Could every line of the data be printed exactly as it reads?
======== Provided records
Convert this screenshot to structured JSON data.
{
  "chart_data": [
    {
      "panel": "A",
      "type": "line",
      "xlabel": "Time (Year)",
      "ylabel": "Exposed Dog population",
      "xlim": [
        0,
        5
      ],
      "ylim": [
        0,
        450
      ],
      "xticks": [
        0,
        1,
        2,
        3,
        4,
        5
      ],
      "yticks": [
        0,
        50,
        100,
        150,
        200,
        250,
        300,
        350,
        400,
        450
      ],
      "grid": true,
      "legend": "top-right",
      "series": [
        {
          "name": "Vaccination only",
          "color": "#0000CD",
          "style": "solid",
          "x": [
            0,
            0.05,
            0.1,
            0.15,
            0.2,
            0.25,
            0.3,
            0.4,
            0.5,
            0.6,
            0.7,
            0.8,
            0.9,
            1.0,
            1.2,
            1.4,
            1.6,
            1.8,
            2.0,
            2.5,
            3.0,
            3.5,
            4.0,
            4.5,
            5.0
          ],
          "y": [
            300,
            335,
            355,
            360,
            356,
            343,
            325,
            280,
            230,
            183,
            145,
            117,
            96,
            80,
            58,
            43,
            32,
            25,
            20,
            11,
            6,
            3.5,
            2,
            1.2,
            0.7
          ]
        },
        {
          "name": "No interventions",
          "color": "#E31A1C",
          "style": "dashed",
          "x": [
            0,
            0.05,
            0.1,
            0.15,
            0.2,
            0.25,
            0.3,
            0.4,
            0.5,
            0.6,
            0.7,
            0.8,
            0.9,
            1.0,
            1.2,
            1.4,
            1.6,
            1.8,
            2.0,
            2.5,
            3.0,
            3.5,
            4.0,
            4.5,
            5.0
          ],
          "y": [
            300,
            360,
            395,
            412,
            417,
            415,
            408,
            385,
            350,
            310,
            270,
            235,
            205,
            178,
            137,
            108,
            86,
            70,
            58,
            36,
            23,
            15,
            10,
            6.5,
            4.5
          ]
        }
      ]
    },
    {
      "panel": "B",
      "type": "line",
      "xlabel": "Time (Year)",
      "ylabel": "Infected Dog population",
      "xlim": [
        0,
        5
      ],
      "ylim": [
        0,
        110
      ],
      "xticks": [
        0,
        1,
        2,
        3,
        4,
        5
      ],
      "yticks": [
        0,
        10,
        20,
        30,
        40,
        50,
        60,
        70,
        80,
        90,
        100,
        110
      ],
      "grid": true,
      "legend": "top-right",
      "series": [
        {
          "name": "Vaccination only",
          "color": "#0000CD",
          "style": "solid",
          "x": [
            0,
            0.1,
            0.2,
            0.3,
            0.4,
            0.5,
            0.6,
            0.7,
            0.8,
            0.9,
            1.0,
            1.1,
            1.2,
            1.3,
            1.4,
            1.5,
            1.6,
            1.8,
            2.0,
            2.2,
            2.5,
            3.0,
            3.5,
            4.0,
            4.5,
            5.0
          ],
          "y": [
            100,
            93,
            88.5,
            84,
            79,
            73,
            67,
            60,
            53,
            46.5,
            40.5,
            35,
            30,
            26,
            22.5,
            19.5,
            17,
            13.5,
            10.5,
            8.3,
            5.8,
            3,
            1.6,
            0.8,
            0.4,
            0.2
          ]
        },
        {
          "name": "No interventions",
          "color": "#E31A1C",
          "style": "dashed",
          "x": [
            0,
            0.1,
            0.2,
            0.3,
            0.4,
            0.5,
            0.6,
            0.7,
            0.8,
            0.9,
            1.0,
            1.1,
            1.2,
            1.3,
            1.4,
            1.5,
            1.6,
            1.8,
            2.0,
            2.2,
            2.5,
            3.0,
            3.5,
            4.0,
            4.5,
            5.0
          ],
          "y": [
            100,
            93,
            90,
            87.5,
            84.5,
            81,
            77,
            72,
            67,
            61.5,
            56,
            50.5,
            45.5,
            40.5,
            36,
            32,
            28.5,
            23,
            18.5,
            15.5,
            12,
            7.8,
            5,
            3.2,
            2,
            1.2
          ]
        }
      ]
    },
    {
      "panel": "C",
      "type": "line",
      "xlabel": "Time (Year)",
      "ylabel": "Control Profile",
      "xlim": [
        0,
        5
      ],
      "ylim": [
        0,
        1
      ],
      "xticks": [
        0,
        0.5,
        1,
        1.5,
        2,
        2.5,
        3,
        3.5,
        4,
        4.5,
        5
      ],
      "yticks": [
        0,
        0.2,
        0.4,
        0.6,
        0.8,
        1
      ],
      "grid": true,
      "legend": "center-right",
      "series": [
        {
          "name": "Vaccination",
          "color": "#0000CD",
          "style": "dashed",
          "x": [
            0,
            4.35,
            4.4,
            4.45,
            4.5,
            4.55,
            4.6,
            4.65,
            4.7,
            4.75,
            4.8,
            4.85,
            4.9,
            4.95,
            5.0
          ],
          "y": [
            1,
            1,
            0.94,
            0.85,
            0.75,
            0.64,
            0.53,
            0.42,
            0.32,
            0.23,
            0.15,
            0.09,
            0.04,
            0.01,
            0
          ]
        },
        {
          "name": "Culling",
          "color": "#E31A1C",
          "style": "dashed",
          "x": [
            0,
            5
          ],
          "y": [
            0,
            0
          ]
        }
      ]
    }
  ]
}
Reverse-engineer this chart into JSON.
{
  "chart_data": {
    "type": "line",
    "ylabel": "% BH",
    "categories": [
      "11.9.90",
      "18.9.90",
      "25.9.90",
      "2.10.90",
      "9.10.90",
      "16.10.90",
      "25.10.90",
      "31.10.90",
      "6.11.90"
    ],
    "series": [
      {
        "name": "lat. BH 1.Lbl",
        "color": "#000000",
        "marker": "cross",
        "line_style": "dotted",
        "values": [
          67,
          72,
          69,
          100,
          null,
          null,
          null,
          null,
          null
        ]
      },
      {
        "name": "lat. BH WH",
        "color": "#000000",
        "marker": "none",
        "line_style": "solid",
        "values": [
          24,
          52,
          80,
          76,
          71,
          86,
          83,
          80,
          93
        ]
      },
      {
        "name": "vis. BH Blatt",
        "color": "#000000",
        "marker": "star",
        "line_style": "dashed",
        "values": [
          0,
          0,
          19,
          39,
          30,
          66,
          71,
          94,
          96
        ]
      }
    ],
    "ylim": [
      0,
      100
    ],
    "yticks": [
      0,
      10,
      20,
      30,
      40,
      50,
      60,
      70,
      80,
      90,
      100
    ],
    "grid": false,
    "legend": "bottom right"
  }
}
================
→ **Task output**
Convert this screenshot to structured JSON data.
{
  "chart_data": [
    {
      "panel": "A",
      "type": "line",
      "xlabel": "Time (Year)",
      "ylabel": "Exposed Dog population",
      "xlim": [
        0,
        5
      ],
      "ylim": [
        0,
        450
      ],
      "xticks": [
        0,
        1,
        2,
        3,
        4,
        5
      ],
      "yticks": [
        0,
        50,
        100,
        150,
        200,
        250,
        300,
        350,
        400,
        450
      ],
      "grid": true,
      "legend": "top-right",
      "series": [
        {
          "name": "Vaccination only",
          "color": "#0000CD",
          "style": "solid",
          "x": [
            0,
            0.05,
            0.1,
            0.15,
            0.2,
            0.25,
            0.3,
            0.4,
            0.5,
            0.6,
            0.7,
            0.8,
            0.9,
            1.0,
            1.2,
            1.4,
            1.6,
            1.8,
            2.0,
            2.5,
            3.0,
            3.5,
            4.0,
            4.5,
            5.0
          ],
          "y": [
            300,
            335,
            355,
            360,
            356,
            343,
            325,
            280,
            230,
            183,
            145,
            117,
            96,
            80,
            58,
            43,
            32,
            25,
            20,
            11,
            6,
            3.5,
            2,
            1.2,
            0.7
          ]
        },
        {
          "name": "No interventions",
          "color": "#E31A1C",
          "style": "dashed",
          "x": [
            0,
            0.05,
            0.1,
            0.15,
            0.2,
            0.25,
            0.3,
            0.4,
            0.5,
            0.6,
            0.7,
            0.8,
            0.9,
            1.0,
            1.2,
            1.4,
            1.6,
            1.8,
            2.0,
            2.5,
            3.0,
            3.5,
            4.0,
            4.5,
            5.0
          ],
          "y": [
            300,
            360,
            395,
            412,
            417,
            415,
            408,
            385,
            350,
            310,
            270,
            235,
            205,
            178,
            137,
            108,
            86,
            70,
            58,
            36,
            23,
            15,
            10,
            6.5,
            4.5
          ]
        }
      ]
    },
    {
      "panel": "B",
      "type": "line",
      "xlabel": "Time (Year)",
      "ylabel": "Infected Dog population",
      "xlim": [
        0,
        5
      ],
      "ylim": [
        0,
        110
      ],
      "xticks": [
        0,
        1,
        2,
        3,
        4,
        5
      ],
      "yticks": [
        0,
        10,
        20,
        30,
        40,
        50,
        60,
        70,
        80,
        90,
        100,
        110
      ],
      "grid": true,
      "legend": "top-right",
      "series": [
        {
          "name": "Vaccination only",
          "color": "#0000CD",
          "style": "solid",
          "x": [
            0,
            0.1,
            0.2,
            0.3,
            0.4,
            0.5,
            0.6,
            0.7,
            0.8,
            0.9,
            1.0,
            1.1,
            1.2,
            1.3,
            1.4,
            1.5,
            1.6,
            1.8,
            2.0,
            2.2,
            2.5,
            3.0,
            3.5,
            4.0,
            4.5,
            5.0
          ],
          "y": [
            100,
            93,
            88.5,
            84,
            79,
            73,
            67,
            60,
            53,
            46.5,
            40.5,
            35,
            30,
            26,
            22.5,
            19.5,
            17,
            13.5,
            10.5,
            8.3,
            5.8,
            3,
            1.6,
            0.8,
            0.4,
            0.2
          ]
        },
        {
          "name": "No interventions",
          "color": "#E31A1C",
          "style": "dashed",
          "x": [
            0,
            0.1,
            0.2,
            0.3,
            0.4,
            0.5,
            0.6,
            0.7,
            0.8,
            0.9,
            1.0,
            1.1,
            1.2,
            1.3,
            1.4,
            1.5,
            1.6,
            1.8,
            2.0,
            2.2,
            2.5,
            3.0,
            3.5,
            4.0,
            4.5,
            5.0
          ],
          "y": [
            100,
            93,
            90,
            87.5,
            84.5,
            81,
            77,
            72,
            67,
            61.5,
            56,
            50.5,
            45.5,
            40.5,
            36,
            32,
            28.5,
            23,
            18.5,
            15.5,
            12,
            7.8,
            5,
            3.2,
            2,
            1.2
          ]
        }
      ]
    },
    {
      "panel": "C",
      "type": "line",
      "xlabel": "Time (Year)",
      "ylabel": "Control Profile",
      "xlim": [
        0,
        5
      ],
      "ylim": [
        0,
        1
      ],
      "xticks": [
        0,
        0.5,
        1,
        1.5,
        2,
        2.5,
        3,
        3.5,
        4,
        4.5,
        5
      ],
      "yticks": [
        0,
        0.2,
        0.4,
        0.6,
        0.8,
        1
      ],
      "grid": true,
      "legend": "center-right",
      "series": [
        {
          "name": "Vaccination",
          "color": "#0000CD",
          "style": "dashed",
          "x": [
            0,
            4.35,
            4.4,
            4.45,
            4.5,
            4.55,
            4.6,
            4.65,
            4.7,
            4.75,
            4.8,
            4.85,
            4.9,
            4.95,
            5.0
          ],
          "y": [
            1,
            1,
            0.94,
            0.85,
            0.75,
            0.64,
            0.53,
            0.42,
            0.32,
            0.23,
            0.15,
            0.09,
            0.04,
            0.01,
            0
          ]
        },
        {
          "name": "Culling",
          "color": "#E31A1C",
          "style": "dashed",
          "x": [
            0,
            5
          ],
          "y": [
            0,
            0
          ]
        }
      ]
    }
  ]
}
Reverse-engineer this chart into JSON.
{
  "chart_data": {
    "type": "line",
    "ylabel": "% BH",
    "categories": [
      "11.9.90",
      "18.9.90",
      "25.9.90",
      "2.10.90",
      "9.10.90",
      "16.10.90",
      "25.10.90",
      "31.10.90",
      "6.11.90"
    ],
    "series": [
      {
        "name": "lat. BH 1.Lbl",
        "color": "#000000",
        "marker": "cross",
        "line_style": "dotted",
        "values": [
          67,
          72,
          69,
          100,
          null,
          null,
          null,
          null,
          null
        ]
      },
      {
        "name": "lat. BH WH",
        "color": "#000000",
        "marker": "none",
        "line_style": "solid",
        "values": [
          24,
          52,
          80,
          76,
          71,
          86,
          83,
          80,
          93
        ]
      },
      {
        "name": "vis. BH Blatt",
        "color": "#000000",
        "marker": "star",
        "line_style": "dashed",
        "values": [
          0,
          0,
          19,
          39,
          30,
          66,
          71,
          94,
          96
        ]
      }
    ],
    "ylim": [
      0,
      100
    ],
    "yticks": [
      0,
      10,
      20,
      30,
      40,
      50,
      60,
      70,
      80,
      90,
      100
    ],
    "grid": false,
    "legend": "bottom right"
  }
}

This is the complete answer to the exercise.